_Exercise instructions_: The lines to be extracted begin at the line containing "Give me a plain-text" and end at the last line of the data below; copy them exactly and leave out the pictures.

_Available records_:
┄┄┄┄┄┄┄┄┄┄

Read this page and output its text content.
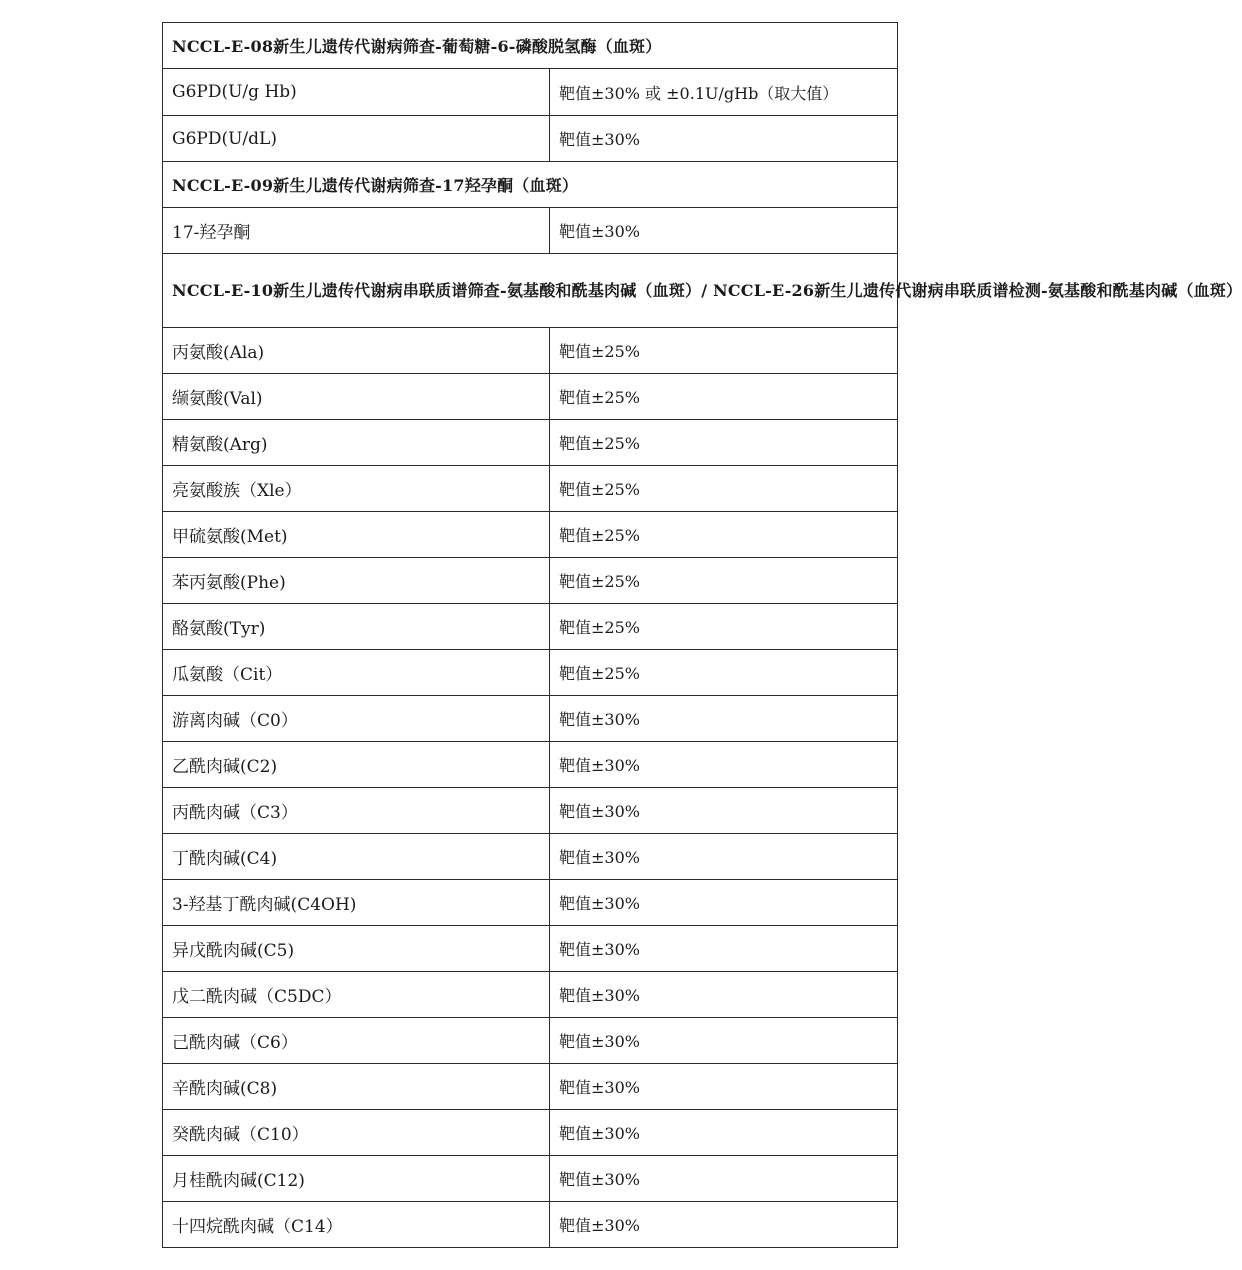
NCCL-E-08新生儿遗传代谢病筛查-葡萄糖-6-磷酸脱氢酶（血斑）	
G6PD(U/g Hb)	靶值±30% 或 ±0.1U/gHb（取大值）
G6PD(U/dL)	靶值±30%
NCCL-E-09新生儿遗传代谢病筛查-17羟孕酮（血斑）	
17-羟孕酮	靶值±30%
NCCL-E-10新生儿遗传代谢病串联质谱筛查-氨基酸和酰基肉碱（血斑）/ NCCL-E-26新生儿遗传代谢病串联质谱检测-氨基酸和酰基肉碱（血斑）	
丙氨酸(Ala)	靶值±25%
缬氨酸(Val)	靶值±25%
精氨酸(Arg)	靶值±25%
亮氨酸族（Xle）	靶值±25%
甲硫氨酸(Met)	靶值±25%
苯丙氨酸(Phe)	靶值±25%
酪氨酸(Tyr)	靶值±25%
瓜氨酸（Cit）	靶值±25%
游离肉碱（C0）	靶值±30%
乙酰肉碱(C2)	靶值±30%
丙酰肉碱（C3）	靶值±30%
丁酰肉碱(C4)	靶值±30%
3-羟基丁酰肉碱(C4OH)	靶值±30%
异戊酰肉碱(C5)	靶值±30%
戊二酰肉碱（C5DC）	靶值±30%
己酰肉碱（C6）	靶值±30%
辛酰肉碱(C8)	靶值±30%
癸酰肉碱（C10）	靶值±30%
月桂酰肉碱(C12)	靶值±30%
十四烷酰肉碱（C14）	靶值±30%
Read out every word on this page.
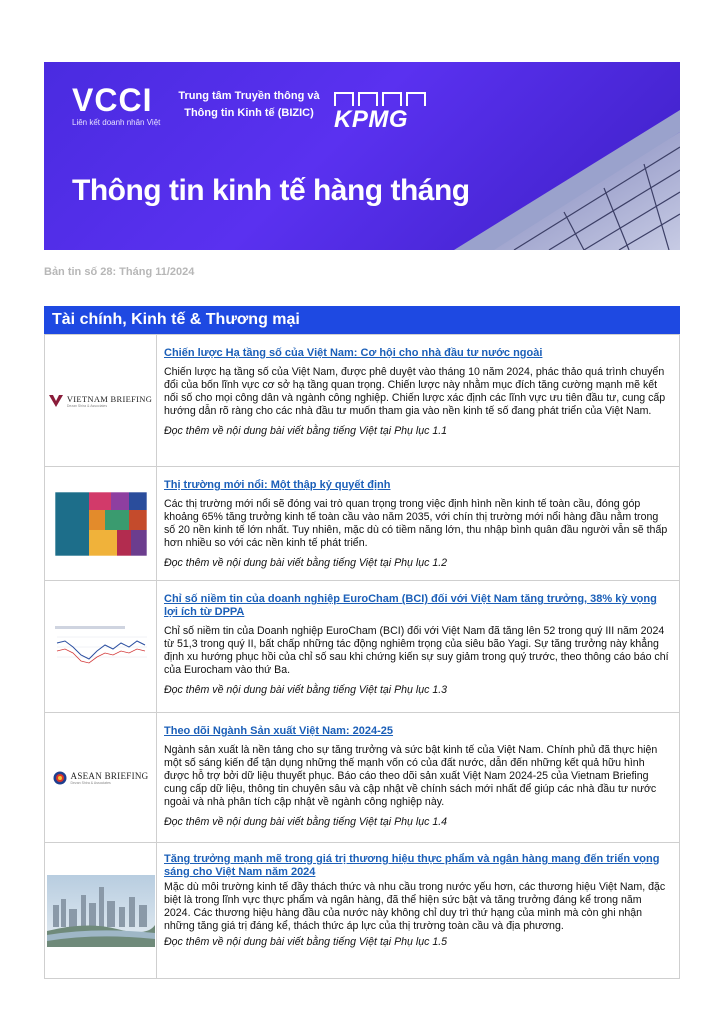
VCCI
Liên kết doanh nhân Việt
Trung tâm Truyền thông và
Thông tin Kinh tế (BIZIC) KPMG
Thông tin kinh tế hàng tháng
Bản tin số 28: Tháng 11/2024
Tài chính, Kinh tế & Thương mại
VIETNAM BRIEFING
Dezan Shira & Associates
Chiến lược Hạ tầng số của Việt Nam: Cơ hội cho nhà đầu tư nước ngoài
Chiến lược hạ tầng số của Việt Nam, được phê duyệt vào tháng 10 năm 2024, phác thảo quá trình chuyển đổi của bốn lĩnh vực cơ sở hạ tầng quan trọng. Chiến lược này nhằm mục đích tăng cường mạnh mẽ kết nối số cho mọi công dân và ngành công nghiệp. Chiến lược xác định các lĩnh vực ưu tiên đầu tư, cung cấp hướng dẫn rõ ràng cho các nhà đầu tư muốn tham gia vào nền kinh tế số đang phát triển của Việt Nam.
Đọc thêm về nội dung bài viết bằng tiếng Việt tại Phụ lục 1.1
Thị trường mới nổi: Một thập kỷ quyết định
Các thị trường mới nổi sẽ đóng vai trò quan trọng trong việc định hình nền kinh tế toàn cầu, đóng góp khoảng 65% tăng trưởng kinh tế toàn cầu vào năm 2035, với chín thị trường mới nổi hàng đầu nằm trong số 20 nền kinh tế lớn nhất. Tuy nhiên, mặc dù có tiềm năng lớn, thu nhập bình quân đầu người vẫn sẽ thấp hơn nhiều so với các nền kinh tế phát triển.
Đọc thêm về nội dung bài viết bằng tiếng Việt tại Phụ lục 1.2
Chỉ số niềm tin của doanh nghiệp EuroCham (BCI) đối với Việt Nam tăng trưởng, 38% kỳ vọng lợi ích từ DPPA
Chỉ số niềm tin của Doanh nghiệp EuroCham (BCI) đối với Việt Nam đã tăng lên 52 trong quý III năm 2024 từ 51,3 trong quý II, bất chấp những tác động nghiêm trọng của siêu bão Yagi. Sự tăng trưởng này khẳng định xu hướng phục hồi của chỉ số sau khi chứng kiến sự suy giảm trong quý trước, theo thông cáo báo chí của Eurocham vào thứ Ba.
Đọc thêm về nội dung bài viết bằng tiếng Việt tại Phụ lục 1.3
ASEAN BRIEFING
Dezan Shira & Associates
Theo dõi Ngành Sản xuất Việt Nam: 2024-25
Ngành sản xuất là nền tảng cho sự tăng trưởng và sức bật kinh tế của Việt Nam. Chính phủ đã thực hiện một số sáng kiến để tận dụng những thế mạnh vốn có của đất nước, dẫn đến những kết quả hữu hình được hỗ trợ bởi dữ liệu thuyết phục. Báo cáo theo dõi sản xuất Việt Nam 2024-25 của Vietnam Briefing cung cấp dữ liệu, thông tin chuyên sâu và cập nhật về chính sách mới nhất để giúp các nhà đầu tư nước ngoài và nhà phân tích cập nhật về ngành công nghiệp này.
Đọc thêm về nội dung bài viết bằng tiếng Việt tại Phụ lục 1.4
Tăng trưởng mạnh mẽ trong giá trị thương hiệu thực phẩm và ngân hàng mang đến triển vọng sáng cho Việt Nam năm 2024
Mặc dù môi trường kinh tế đầy thách thức và nhu cầu trong nước yếu hơn, các thương hiệu Việt Nam, đặc biệt là trong lĩnh vực thực phẩm và ngân hàng, đã thể hiện sức bật và tăng trưởng đáng kể trong năm 2024. Các thương hiệu hàng đầu của nước này không chỉ duy trì thứ hạng của mình mà còn ghi nhận những tăng giá trị đáng kể, thách thức áp lực của thị trường toàn cầu và địa phương.
Đọc thêm về nội dung bài viết bằng tiếng Việt tại Phụ lục 1.5
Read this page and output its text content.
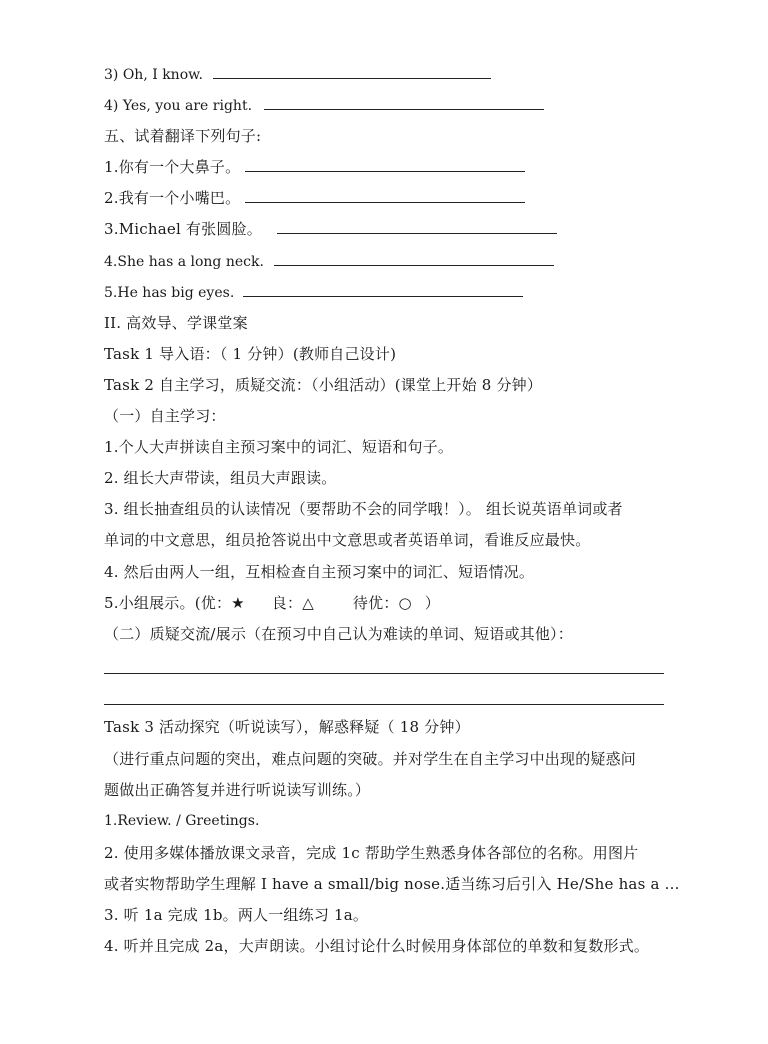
3) Oh, I know.
4) Yes, you are right.
五、试着翻译下列句子:
1.你有一个大鼻子。
2.我有一个小嘴巴。
3.Michael 有张圆脸。
4.She has a long neck.
5.He has big eyes.
II. 高效导、学课堂案
Task 1 导入语：（ 1 分钟）(教师自己设计)
Task 2 自主学习，质疑交流：（小组活动）(课堂上开始 8 分钟）
（一）自主学习：
1.个人大声拼读自主预习案中的词汇、短语和句子。
2. 组长大声带读，组员大声跟读。
3. 组长抽查组员的认读情况（要帮助不会的同学哦！）。 组长说英语单词或者
单词的中文意思，组员抢答说出中文意思或者英语单词，看谁反应最快。
4. 然后由两人一组，互相检查自主预习案中的词汇、短语情况。
5.小组展示。(优：★ 良：△	待优：○ ）
（二）质疑交流/展示（在预习中自己认为难读的单词、短语或其他）：
Task 3 活动探究（听说读写），解惑释疑（ 18 分钟）
（进行重点问题的突出，难点问题的突破。并对学生在自主学习中出现的疑惑问
题做出正确答复并进行听说读写训练。）
1.Review. / Greetings.
2. 使用多媒体播放课文录音，完成 1c 帮助学生熟悉身体各部位的名称。用图片
或者实物帮助学生理解 I have a small/big nose.适当练习后引入 He/She has a …
3. 听 1a 完成 1b。两人一组练习 1a。
4. 听并且完成 2a，大声朗读。小组讨论什么时候用身体部位的单数和复数形式。
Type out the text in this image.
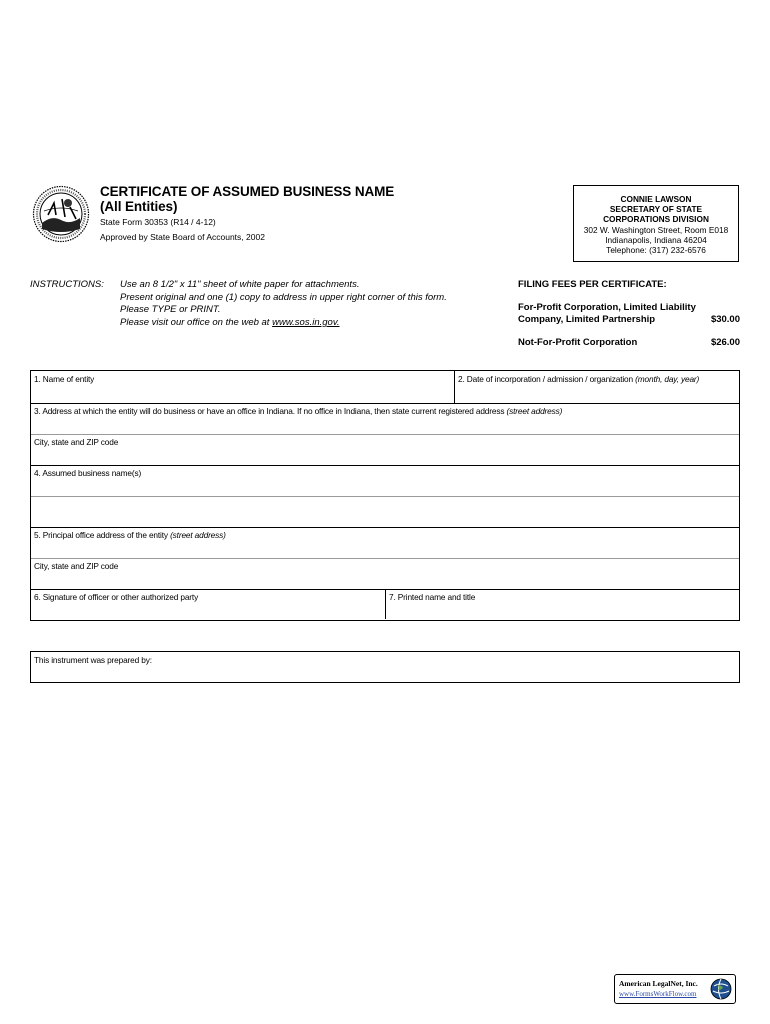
CERTIFICATE OF ASSUMED BUSINESS NAME
(All Entities)
State Form 30353 (R14 / 4-12)
Approved by State Board of Accounts, 2002
CONNIE LAWSON
SECRETARY OF STATE
CORPORATIONS DIVISION
302 W. Washington Street, Room E018
Indianapolis, Indiana 46204
Telephone: (317) 232-6576
INSTRUCTIONS: Use an 8 1/2" x 11" sheet of white paper for attachments.
Present original and one (1) copy to address in upper right corner of this form.
Please TYPE or PRINT.
Please visit our office on the web at www.sos.in.gov.
FILING FEES PER CERTIFICATE:
For-Profit Corporation, Limited Liability
Company, Limited Partnership	$30.00
Not-For-Profit Corporation	$26.00
1. Name of entity	2. Date of incorporation / admission / organization (month, day, year)
3. Address at which the entity will do business or have an office in Indiana. If no office in Indiana, then state current registered address (street address)
City, state and ZIP code
4. Assumed business name(s)
5. Principal office address of the entity (street address)
City, state and ZIP code
6. Signature of officer or other authorized party	7. Printed name and title
This instrument was prepared by:
American LegalNet, Inc.
www.FormsWorkFlow.com
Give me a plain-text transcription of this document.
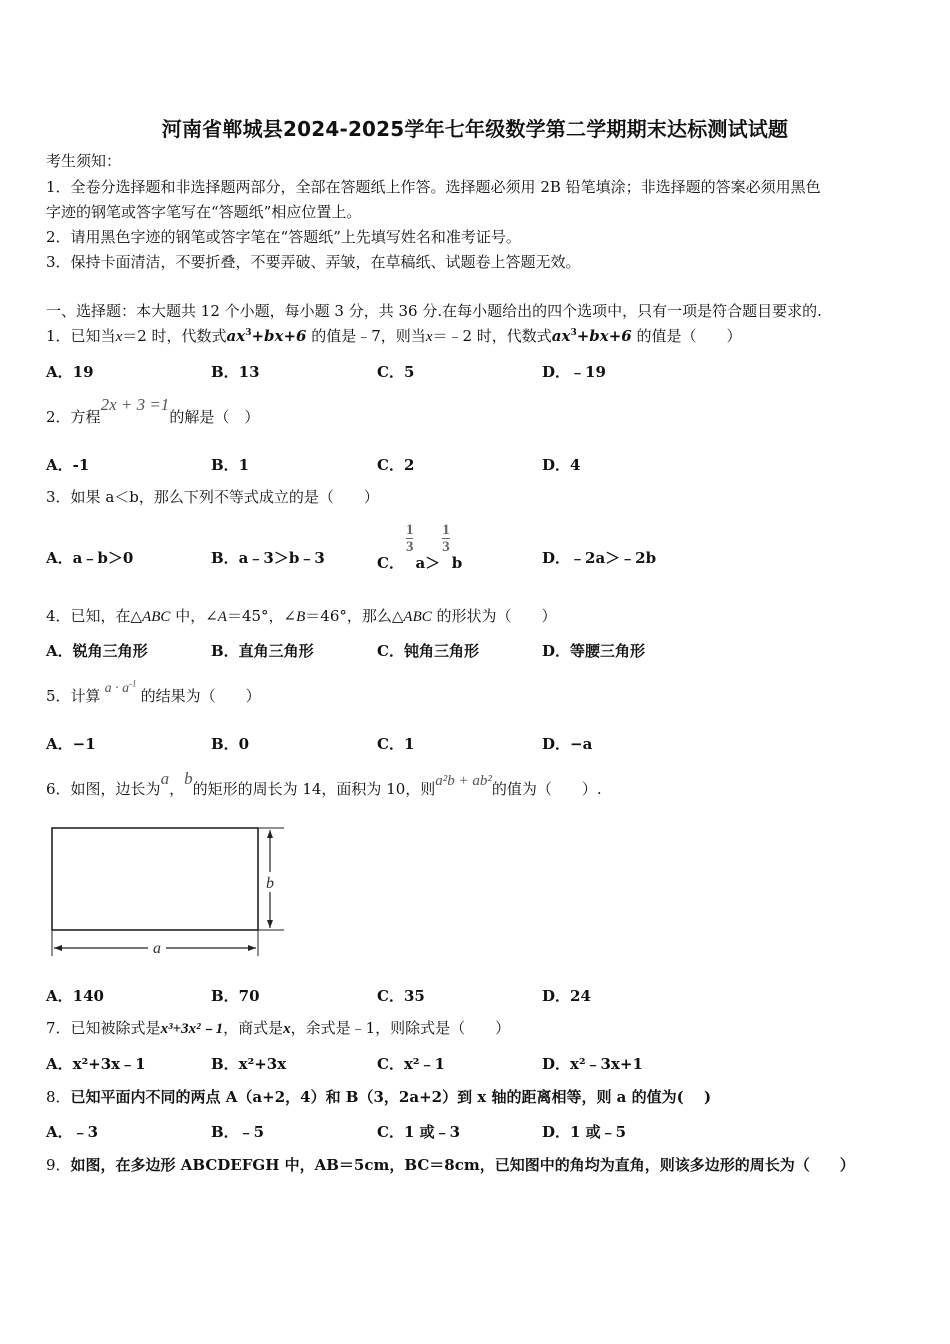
河南省郸城县2024-2025学年七年级数学第二学期期末达标测试试题
考生须知：
1．全卷分选择题和非选择题两部分，全部在答题纸上作答。选择题必须用 2B 铅笔填涂；非选择题的答案必须用黑色
字迹的钢笔或答字笔写在“答题纸”相应位置上。
2．请用黑色字迹的钢笔或答字笔在“答题纸”上先填写姓名和准考证号。
3．保持卡面清洁，不要折叠，不要弄破、弄皱，在草稿纸、试题卷上答题无效。
一、选择题：本大题共 12 个小题，每小题 3 分，共 36 分.在每小题给出的四个选项中，只有一项是符合题目要求的.
1．已知当x＝2 时，代数式$ax^3+bx+6$ 的值是﹣7，则当x＝﹣2 时，代数式$ax^3+bx+6$ 的值是（　　）
A．19	B．13	C．5	D．﹣19
2．方程2x + 3 =1的解是（　）
A．-1	B．1	C．2	D．4
3．如果 a＜b，那么下列不等式成立的是（　　）
A．a﹣b＞0	B．a﹣3＞b﹣3	C．
$\frac{1}{3}$
a＞
$\frac{1}{3}$
b	D．﹣2a＞﹣2b
4．已知，在△ABC 中，∠A＝45°，∠B＝46°，那么△ABC 的形状为（　　）
A．锐角三角形	B．直角三角形	C．钝角三角形	D．等腰三角形
5．计算 $a \cdot a^{-1}$的结果为（　　）
A．−1	B．0	C．1	D．−a
6．如图，边长为a，b的矩形的周长为 14，面积为 10，则a²b + ab²的值为（　　）.
b
a
A．140	B．70	C．35	D．24
7．已知被除式是x³+3x²﹣1，商式是x，余式是﹣1，则除式是（　　）
A．x²+3x﹣1	B．x²+3x	C．x²﹣1	D．x²﹣3x+1
8．已知平面内不同的两点 A（a+2，4）和 B（3，2a+2）到 x 轴的距离相等，则 a 的值为(　 )
A．﹣3	B．﹣5	C．1 或﹣3	D．1 或﹣5
9．如图，在多边形 ABCDEFGH 中，AB＝5cm，BC＝8cm，已知图中的角均为直角，则该多边形的周长为（　　）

┄┄┄┄┄┄┄┄┄┄

_The output_:
Give me a plain-text transcription of this document.
河南省郸城县2024-2025学年七年级数学第二学期期末达标测试试题
考生须知：
1．全卷分选择题和非选择题两部分，全部在答题纸上作答。选择题必须用 2B 铅笔填涂；非选择题的答案必须用黑色
字迹的钢笔或答字笔写在“答题纸”相应位置上。
2．请用黑色字迹的钢笔或答字笔在“答题纸”上先填写姓名和准考证号。
3．保持卡面清洁，不要折叠，不要弄破、弄皱，在草稿纸、试题卷上答题无效。
一、选择题：本大题共 12 个小题，每小题 3 分，共 36 分.在每小题给出的四个选项中，只有一项是符合题目要求的.
1．已知当x＝2 时，代数式$ax^3+bx+6$ 的值是﹣7，则当x＝﹣2 时，代数式$ax^3+bx+6$ 的值是（　　）
A．19	B．13	C．5	D．﹣19
2．方程2x + 3 =1的解是（　）
A．-1	B．1	C．2	D．4
3．如果 a＜b，那么下列不等式成立的是（　　）
A．a﹣b＞0	B．a﹣3＞b﹣3	C．
$\frac{1}{3}$
a＞
$\frac{1}{3}$
b	D．﹣2a＞﹣2b
4．已知，在△ABC 中，∠A＝45°，∠B＝46°，那么△ABC 的形状为（　　）
A．锐角三角形	B．直角三角形	C．钝角三角形	D．等腰三角形
5．计算 $a \cdot a^{-1}$的结果为（　　）
A．−1	B．0	C．1	D．−a
6．如图，边长为a，b的矩形的周长为 14，面积为 10，则a²b + ab²的值为（　　）.
b
a
A．140	B．70	C．35	D．24
7．已知被除式是x³+3x²﹣1，商式是x，余式是﹣1，则除式是（　　）
A．x²+3x﹣1	B．x²+3x	C．x²﹣1	D．x²﹣3x+1
8．已知平面内不同的两点 A（a+2，4）和 B（3，2a+2）到 x 轴的距离相等，则 a 的值为(　 )
A．﹣3	B．﹣5	C．1 或﹣3	D．1 或﹣5
9．如图，在多边形 ABCDEFGH 中，AB＝5cm，BC＝8cm，已知图中的角均为直角，则该多边形的周长为（　　）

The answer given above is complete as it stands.